(Written problem):
Reproduce the data below in full, updating every occurrence of "tile-filename" to "tile-name" and leaving everything else unchanged.

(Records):

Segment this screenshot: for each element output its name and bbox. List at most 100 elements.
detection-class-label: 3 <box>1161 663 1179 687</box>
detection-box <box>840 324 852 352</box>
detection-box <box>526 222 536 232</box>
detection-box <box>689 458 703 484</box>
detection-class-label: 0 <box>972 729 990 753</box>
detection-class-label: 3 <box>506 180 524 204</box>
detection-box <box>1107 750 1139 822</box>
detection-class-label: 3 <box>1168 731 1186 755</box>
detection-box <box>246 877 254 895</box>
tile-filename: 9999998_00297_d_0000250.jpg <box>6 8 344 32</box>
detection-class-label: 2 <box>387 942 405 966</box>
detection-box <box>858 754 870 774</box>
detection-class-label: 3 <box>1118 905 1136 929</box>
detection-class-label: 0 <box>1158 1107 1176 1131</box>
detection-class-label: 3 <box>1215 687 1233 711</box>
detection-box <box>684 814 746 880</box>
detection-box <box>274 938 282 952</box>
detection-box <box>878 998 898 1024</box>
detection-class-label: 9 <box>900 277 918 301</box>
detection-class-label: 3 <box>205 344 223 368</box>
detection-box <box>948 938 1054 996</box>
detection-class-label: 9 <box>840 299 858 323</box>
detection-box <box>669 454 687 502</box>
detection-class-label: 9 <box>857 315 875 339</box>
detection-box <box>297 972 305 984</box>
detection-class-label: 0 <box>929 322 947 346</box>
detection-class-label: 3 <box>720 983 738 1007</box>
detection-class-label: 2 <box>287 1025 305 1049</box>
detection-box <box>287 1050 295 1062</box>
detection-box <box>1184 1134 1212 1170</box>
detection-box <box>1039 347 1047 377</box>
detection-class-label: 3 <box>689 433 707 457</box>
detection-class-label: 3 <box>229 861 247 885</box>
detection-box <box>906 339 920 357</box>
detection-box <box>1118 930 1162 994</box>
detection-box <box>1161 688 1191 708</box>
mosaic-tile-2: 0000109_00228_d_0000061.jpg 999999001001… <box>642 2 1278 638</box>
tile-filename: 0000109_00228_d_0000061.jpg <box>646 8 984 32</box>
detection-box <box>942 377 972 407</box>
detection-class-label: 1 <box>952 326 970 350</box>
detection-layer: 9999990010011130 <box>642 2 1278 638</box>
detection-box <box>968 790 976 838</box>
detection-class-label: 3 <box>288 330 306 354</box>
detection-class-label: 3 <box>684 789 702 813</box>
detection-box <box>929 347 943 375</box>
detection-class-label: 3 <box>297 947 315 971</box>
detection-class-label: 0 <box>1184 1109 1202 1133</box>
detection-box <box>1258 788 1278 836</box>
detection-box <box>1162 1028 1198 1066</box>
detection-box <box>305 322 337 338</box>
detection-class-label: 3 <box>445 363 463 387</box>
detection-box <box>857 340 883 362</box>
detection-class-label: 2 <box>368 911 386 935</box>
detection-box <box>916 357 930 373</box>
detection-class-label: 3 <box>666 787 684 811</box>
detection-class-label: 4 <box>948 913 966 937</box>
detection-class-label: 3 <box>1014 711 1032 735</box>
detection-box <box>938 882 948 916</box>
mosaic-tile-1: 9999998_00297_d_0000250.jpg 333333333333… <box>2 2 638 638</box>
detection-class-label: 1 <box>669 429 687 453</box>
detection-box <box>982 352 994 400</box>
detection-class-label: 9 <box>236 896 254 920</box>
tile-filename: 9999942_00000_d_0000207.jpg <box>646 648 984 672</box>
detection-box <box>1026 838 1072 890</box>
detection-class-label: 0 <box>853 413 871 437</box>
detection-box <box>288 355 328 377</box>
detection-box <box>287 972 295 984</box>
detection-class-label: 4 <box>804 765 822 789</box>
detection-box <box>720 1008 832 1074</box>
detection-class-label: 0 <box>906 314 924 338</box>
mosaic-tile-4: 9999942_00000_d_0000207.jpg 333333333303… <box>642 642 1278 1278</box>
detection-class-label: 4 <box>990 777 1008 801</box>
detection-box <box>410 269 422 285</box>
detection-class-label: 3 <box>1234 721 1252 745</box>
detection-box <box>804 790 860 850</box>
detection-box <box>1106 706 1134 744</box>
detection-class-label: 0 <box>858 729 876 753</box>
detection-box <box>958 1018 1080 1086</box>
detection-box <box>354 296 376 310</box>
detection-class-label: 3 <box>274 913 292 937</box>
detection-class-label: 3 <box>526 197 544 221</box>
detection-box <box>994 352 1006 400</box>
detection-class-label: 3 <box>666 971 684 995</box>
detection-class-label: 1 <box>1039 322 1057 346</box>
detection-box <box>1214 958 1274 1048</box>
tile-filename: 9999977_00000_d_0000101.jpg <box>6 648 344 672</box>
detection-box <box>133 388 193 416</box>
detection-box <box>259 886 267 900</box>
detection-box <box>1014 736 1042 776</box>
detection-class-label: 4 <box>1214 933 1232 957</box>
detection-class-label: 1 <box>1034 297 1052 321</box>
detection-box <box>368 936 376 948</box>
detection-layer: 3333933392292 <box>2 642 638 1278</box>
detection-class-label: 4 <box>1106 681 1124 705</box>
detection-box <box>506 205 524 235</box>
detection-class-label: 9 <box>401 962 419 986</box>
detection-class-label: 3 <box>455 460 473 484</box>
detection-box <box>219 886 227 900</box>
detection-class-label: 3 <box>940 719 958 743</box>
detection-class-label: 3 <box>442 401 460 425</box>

(Solved exercise):
Segment this screenshot: for each element output its name and bbox. List at most 100 elements.
detection-class-label: 3 <box>1161 663 1179 687</box>
detection-box <box>840 324 852 352</box>
detection-box <box>526 222 536 232</box>
detection-box <box>689 458 703 484</box>
detection-class-label: 0 <box>972 729 990 753</box>
detection-class-label: 3 <box>506 180 524 204</box>
detection-box <box>1107 750 1139 822</box>
detection-class-label: 3 <box>1168 731 1186 755</box>
detection-box <box>246 877 254 895</box>
tile-name: 9999998_00297_d_0000250.jpg <box>6 8 344 32</box>
detection-class-label: 2 <box>387 942 405 966</box>
detection-box <box>858 754 870 774</box>
detection-class-label: 3 <box>1118 905 1136 929</box>
detection-class-label: 0 <box>1158 1107 1176 1131</box>
detection-class-label: 3 <box>1215 687 1233 711</box>
detection-box <box>684 814 746 880</box>
detection-box <box>274 938 282 952</box>
detection-box <box>878 998 898 1024</box>
detection-class-label: 9 <box>900 277 918 301</box>
detection-class-label: 3 <box>205 344 223 368</box>
detection-box <box>948 938 1054 996</box>
detection-class-label: 9 <box>840 299 858 323</box>
detection-box <box>669 454 687 502</box>
detection-class-label: 9 <box>857 315 875 339</box>
detection-box <box>297 972 305 984</box>
detection-class-label: 0 <box>929 322 947 346</box>
detection-class-label: 3 <box>720 983 738 1007</box>
detection-class-label: 2 <box>287 1025 305 1049</box>
detection-box <box>287 1050 295 1062</box>
detection-box <box>1184 1134 1212 1170</box>
detection-box <box>1039 347 1047 377</box>
detection-class-label: 3 <box>689 433 707 457</box>
detection-class-label: 3 <box>229 861 247 885</box>
detection-box <box>906 339 920 357</box>
detection-box <box>1118 930 1162 994</box>
detection-box <box>1161 688 1191 708</box>
mosaic-tile-2: 0000109_00228_d_0000061.jpg 999999001001… <box>642 2 1278 638</box>
tile-name: 0000109_00228_d_0000061.jpg <box>646 8 984 32</box>
detection-box <box>942 377 972 407</box>
detection-class-label: 1 <box>952 326 970 350</box>
detection-layer: 9999990010011130 <box>642 2 1278 638</box>
detection-box <box>968 790 976 838</box>
detection-class-label: 3 <box>288 330 306 354</box>
detection-class-label: 3 <box>684 789 702 813</box>
detection-box <box>929 347 943 375</box>
detection-class-label: 3 <box>297 947 315 971</box>
detection-class-label: 0 <box>1184 1109 1202 1133</box>
detection-box <box>1258 788 1278 836</box>
detection-box <box>1162 1028 1198 1066</box>
detection-box <box>305 322 337 338</box>
detection-class-label: 3 <box>445 363 463 387</box>
detection-box <box>857 340 883 362</box>
detection-class-label: 2 <box>368 911 386 935</box>
detection-box <box>916 357 930 373</box>
detection-class-label: 3 <box>666 787 684 811</box>
detection-class-label: 4 <box>948 913 966 937</box>
detection-class-label: 3 <box>1014 711 1032 735</box>
detection-box <box>938 882 948 916</box>
mosaic-tile-1: 9999998_00297_d_0000250.jpg 333333333333… <box>2 2 638 638</box>
detection-class-label: 1 <box>669 429 687 453</box>
detection-box <box>982 352 994 400</box>
detection-class-label: 9 <box>236 896 254 920</box>
tile-name: 9999942_00000_d_0000207.jpg <box>646 648 984 672</box>
detection-box <box>1026 838 1072 890</box>
detection-class-label: 0 <box>853 413 871 437</box>
detection-box <box>288 355 328 377</box>
detection-box <box>287 972 295 984</box>
detection-class-label: 4 <box>804 765 822 789</box>
detection-box <box>720 1008 832 1074</box>
detection-class-label: 0 <box>906 314 924 338</box>
mosaic-tile-4: 9999942_00000_d_0000207.jpg 333333333303… <box>642 642 1278 1278</box>
detection-class-label: 4 <box>990 777 1008 801</box>
detection-box <box>410 269 422 285</box>
detection-class-label: 3 <box>1234 721 1252 745</box>
detection-box <box>804 790 860 850</box>
detection-box <box>1106 706 1134 744</box>
detection-class-label: 0 <box>858 729 876 753</box>
detection-box <box>958 1018 1080 1086</box>
detection-box <box>354 296 376 310</box>
detection-class-label: 3 <box>274 913 292 937</box>
detection-class-label: 3 <box>526 197 544 221</box>
detection-box <box>994 352 1006 400</box>
detection-class-label: 3 <box>666 971 684 995</box>
detection-class-label: 1 <box>1039 322 1057 346</box>
detection-box <box>1214 958 1274 1048</box>
tile-name: 9999977_00000_d_0000101.jpg <box>6 648 344 672</box>
detection-box <box>133 388 193 416</box>
detection-box <box>259 886 267 900</box>
detection-box <box>1014 736 1042 776</box>
detection-class-label: 4 <box>1214 933 1232 957</box>
detection-class-label: 1 <box>1034 297 1052 321</box>
detection-box <box>368 936 376 948</box>
detection-layer: 3333933392292 <box>2 642 638 1278</box>
detection-class-label: 4 <box>1106 681 1124 705</box>
detection-box <box>506 205 524 235</box>
detection-class-label: 9 <box>401 962 419 986</box>
detection-class-label: 3 <box>455 460 473 484</box>
detection-box <box>219 886 227 900</box>
detection-class-label: 3 <box>940 719 958 743</box>
detection-class-label: 3 <box>442 401 460 425</box>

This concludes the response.